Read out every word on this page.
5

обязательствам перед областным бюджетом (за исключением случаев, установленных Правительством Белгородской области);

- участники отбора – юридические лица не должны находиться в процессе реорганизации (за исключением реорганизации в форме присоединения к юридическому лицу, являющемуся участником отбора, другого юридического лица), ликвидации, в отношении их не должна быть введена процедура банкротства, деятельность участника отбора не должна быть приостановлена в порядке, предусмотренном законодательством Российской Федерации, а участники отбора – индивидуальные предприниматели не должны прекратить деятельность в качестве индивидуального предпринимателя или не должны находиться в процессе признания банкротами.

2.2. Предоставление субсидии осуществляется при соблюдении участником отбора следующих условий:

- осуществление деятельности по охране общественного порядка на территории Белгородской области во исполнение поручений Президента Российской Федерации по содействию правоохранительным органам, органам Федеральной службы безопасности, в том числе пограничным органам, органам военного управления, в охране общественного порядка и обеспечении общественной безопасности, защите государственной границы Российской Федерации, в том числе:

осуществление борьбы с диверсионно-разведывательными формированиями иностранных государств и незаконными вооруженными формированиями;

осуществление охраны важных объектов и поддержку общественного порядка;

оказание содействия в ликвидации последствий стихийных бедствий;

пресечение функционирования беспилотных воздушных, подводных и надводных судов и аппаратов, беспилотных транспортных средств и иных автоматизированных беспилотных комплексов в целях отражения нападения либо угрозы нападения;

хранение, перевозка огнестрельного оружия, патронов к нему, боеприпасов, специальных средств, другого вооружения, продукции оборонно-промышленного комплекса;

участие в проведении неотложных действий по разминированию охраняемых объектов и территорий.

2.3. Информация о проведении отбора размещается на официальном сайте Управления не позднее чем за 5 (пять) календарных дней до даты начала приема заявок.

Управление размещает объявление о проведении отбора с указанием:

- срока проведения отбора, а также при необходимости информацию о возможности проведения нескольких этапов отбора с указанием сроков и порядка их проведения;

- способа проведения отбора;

============

Task prompt:
From the entries above, select each line containing the string "ликвидации".

Solution for this exercise:
- участники отбора – юридические лица не должны находиться в процессе реорганизации (за исключением реорганизации в форме присоединения к юридическому лицу, являющемуся участником отбора, другого юридического лица), ликвидации, в отношении их не должна быть введена процедура банкротства, деятельность участника отбора не должна быть приостановлена в порядке, предусмотренном законодательством Российской Федерации, а участники отбора – индивидуальные предприниматели не должны прекратить деятельность в качестве индивидуального предпринимателя или не должны находиться в процессе признания банкротами.
оказание содействия в ликвидации последствий стихийных бедствий;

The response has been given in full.